## Text shown
— On February 2, 1962, the City of York enacted an ordinance, and the portions thereof which are pertinent to this case are as follows:
“324 (b) There shall be attached to and function within the department of public safety as a department administrative board, the city police advisory board.
“Section 345 — Police Advisory Board.
“ (a) The city police advisory board shall consist of five persons appointed by the mayor for a term of five years and until their successors are appointed and qualify. Vacancies, occurring other than by expiration of a term, shall be filled for the unexpired term. The members shall serve without compensation. The board shall be attached to and shall function within the department of public safety.
“(b) The city police advisory board shall perform the following duties and exercise the following powers:
“(1) Investigate and hear complaints by citizens, civic groups or public officials or employees of alleged misconduct to private citizens by the personnel of the City police force and report the result of its investigations and hearings to the director of the department of public safety. The term ‘misconduct’ shall include, but not be limited to the mistreatment, abusive language, false arrest, unreasonable or unwarranted use of force, unreasonable searches and seizures, denial of civil rights or discrimination because of race, religion or national origin.
“(2) Consult with and advise the director of the department of public safety and the mayor with respect to methods, techniques, policies, procedures and regulations for effectuating the city policy against police oppression.
“(3) Submit reports annually with regard to its work and recommendations.
*288“(4) Adopt and promulgate such rules and regulations and utilize such procedures, methods, and techniques as it deems necessary or desirable to accomplish its function”.
This plaintiff filed a complaint in this court seeking a writ of mandamus to compel the mayor of the city to appoint five persons as members of a police advisory board, as provided in the ordinance. She alleges that no such board now exists and that a request by her to the mayor to make the appointments was refused by him.
As the basis for her right to demand the creation of such a board, her complaint alleges that she “is entitled to hearing on her complaint, that she was, on June 13, 1965 by the police of the City of York mistreated and subjected to abusive language and unreasonable and unwarranted use of force”. The city filed preliminary objections consisting of a demurrer to the complaint and a motion to strike it by reason of certain formal defects. In its brief, it states that the motion to strike is abandoned.

## Aim
Can you reproduce, word for word, the part of the opinion on York's police advisory board between "This plaintiff filed" and "strike is abandoned.", inclusive?

## Raw data
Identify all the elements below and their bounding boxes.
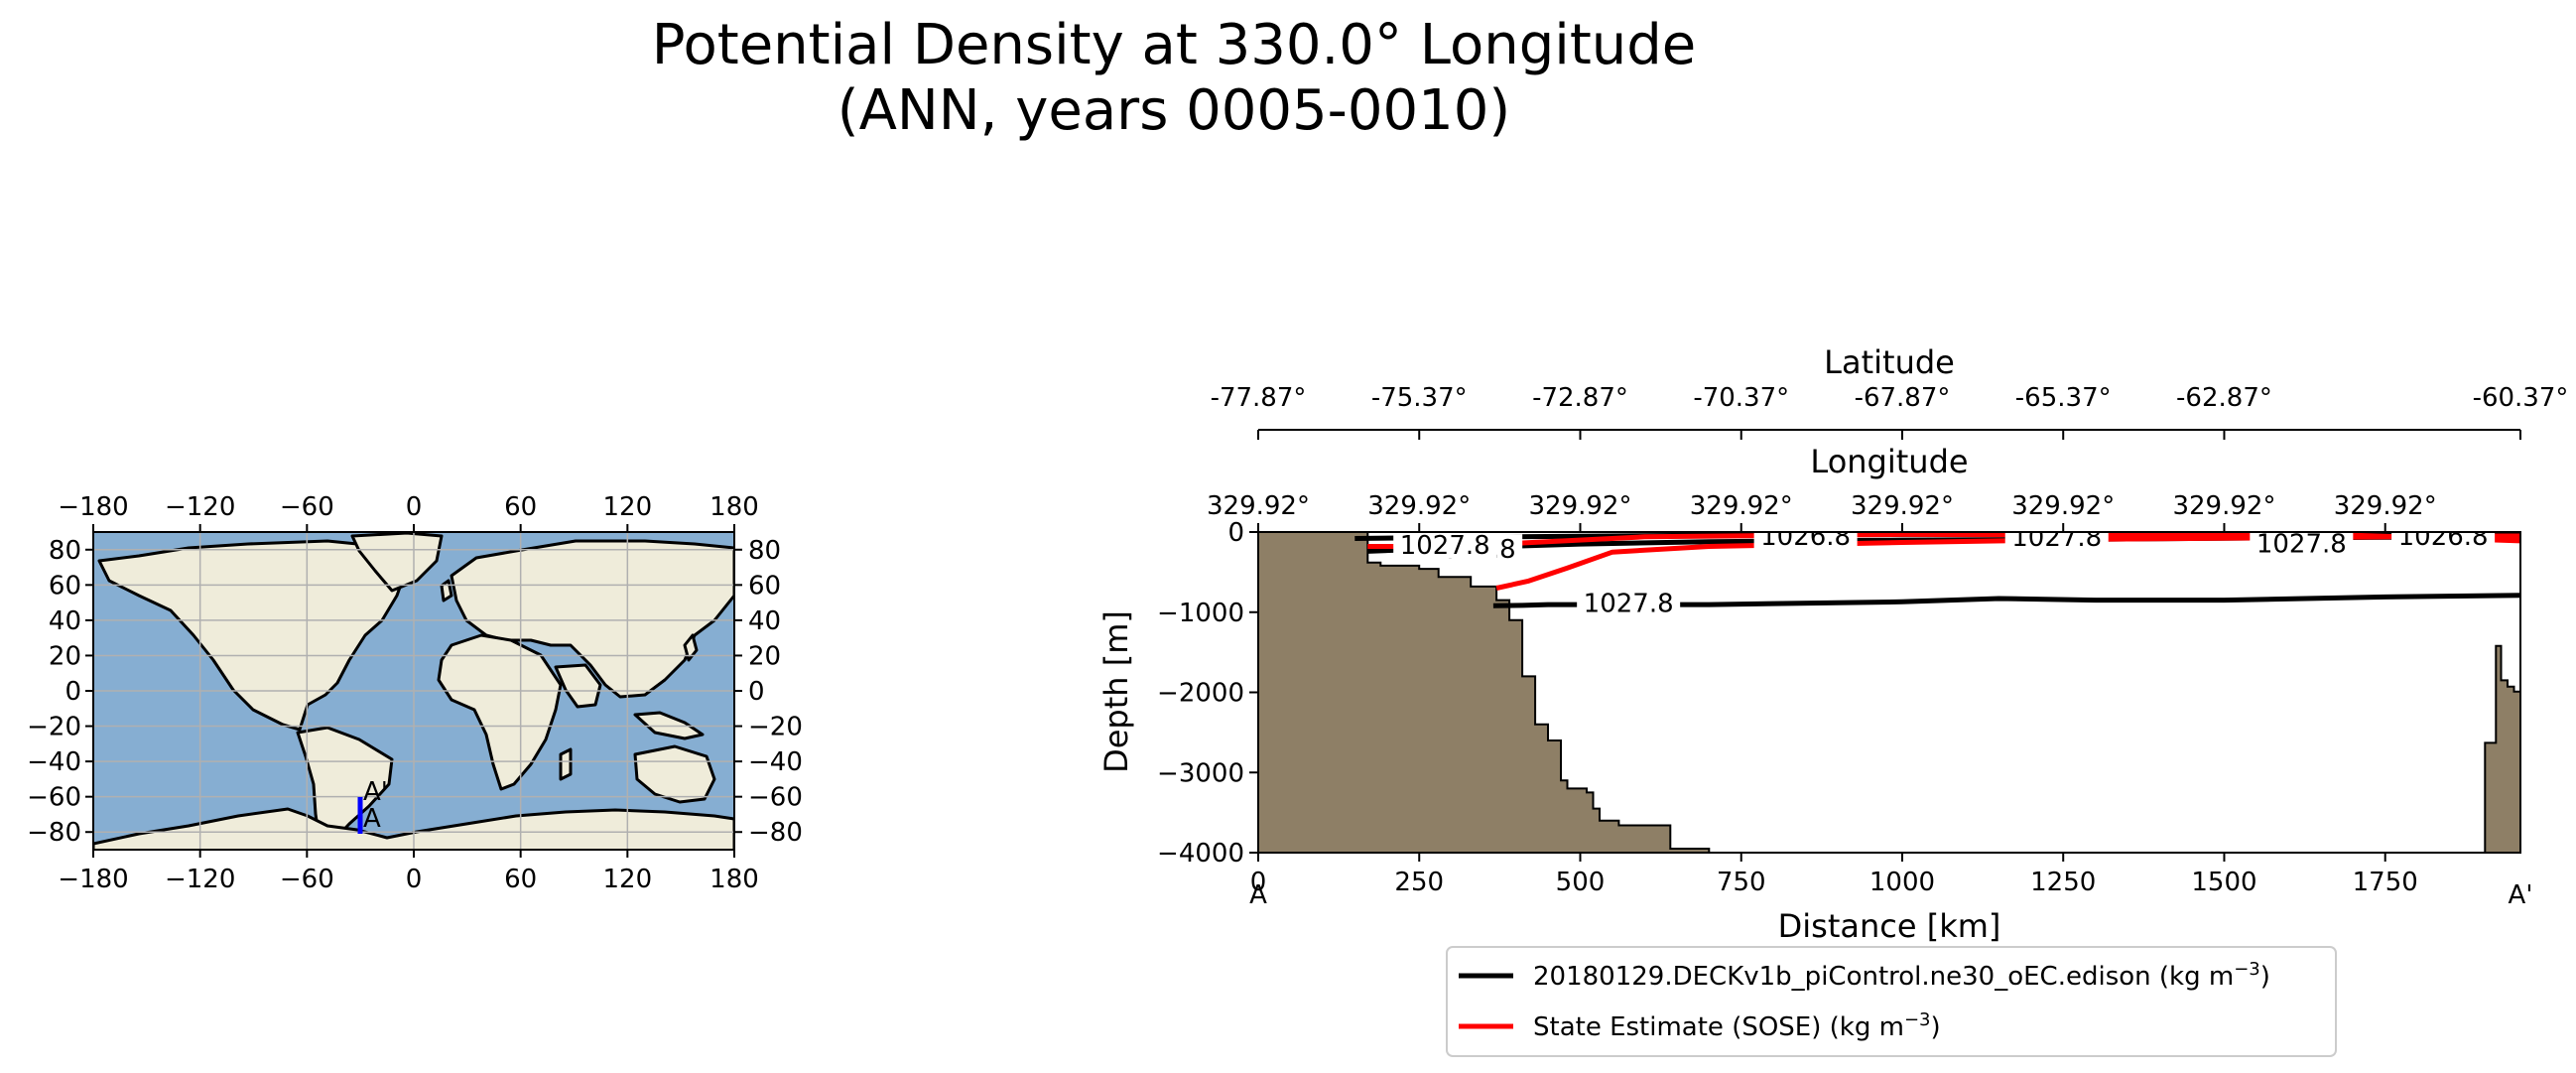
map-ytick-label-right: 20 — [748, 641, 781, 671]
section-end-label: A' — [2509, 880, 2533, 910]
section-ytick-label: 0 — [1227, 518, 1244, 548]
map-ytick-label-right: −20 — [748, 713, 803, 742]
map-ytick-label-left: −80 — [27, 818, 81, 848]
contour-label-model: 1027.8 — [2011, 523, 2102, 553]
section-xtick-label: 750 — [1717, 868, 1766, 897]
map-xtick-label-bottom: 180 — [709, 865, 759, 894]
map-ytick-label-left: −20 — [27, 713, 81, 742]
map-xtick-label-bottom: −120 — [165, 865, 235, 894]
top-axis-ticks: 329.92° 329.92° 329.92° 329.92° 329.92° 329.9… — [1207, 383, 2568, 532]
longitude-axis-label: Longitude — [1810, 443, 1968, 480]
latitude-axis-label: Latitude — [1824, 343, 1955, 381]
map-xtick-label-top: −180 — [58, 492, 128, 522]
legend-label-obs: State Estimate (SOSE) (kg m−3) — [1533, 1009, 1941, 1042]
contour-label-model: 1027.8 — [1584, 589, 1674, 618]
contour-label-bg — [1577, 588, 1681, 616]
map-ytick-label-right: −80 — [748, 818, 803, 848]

## Finished exercise
This plaintiff filed a complaint in this court seeking a writ of mandamus to compel the mayor of the city to appoint five persons as members of a police advisory board, as provided in the ordinance. She alleges that no such board now exists and that a request by her to the mayor to make the appointments was refused by him.
As the basis for her right to demand the creation of such a board, her complaint alleges that she “is entitled to hearing on her complaint, that she was, on June 13, 1965 by the police of the City of York mistreated and subjected to abusive language and unreasonable and unwarranted use of force”. The city filed preliminary objections consisting of a demurrer to the complaint and a motion to strike it by reason of certain formal defects. In its brief, it states that the motion to strike is abandoned.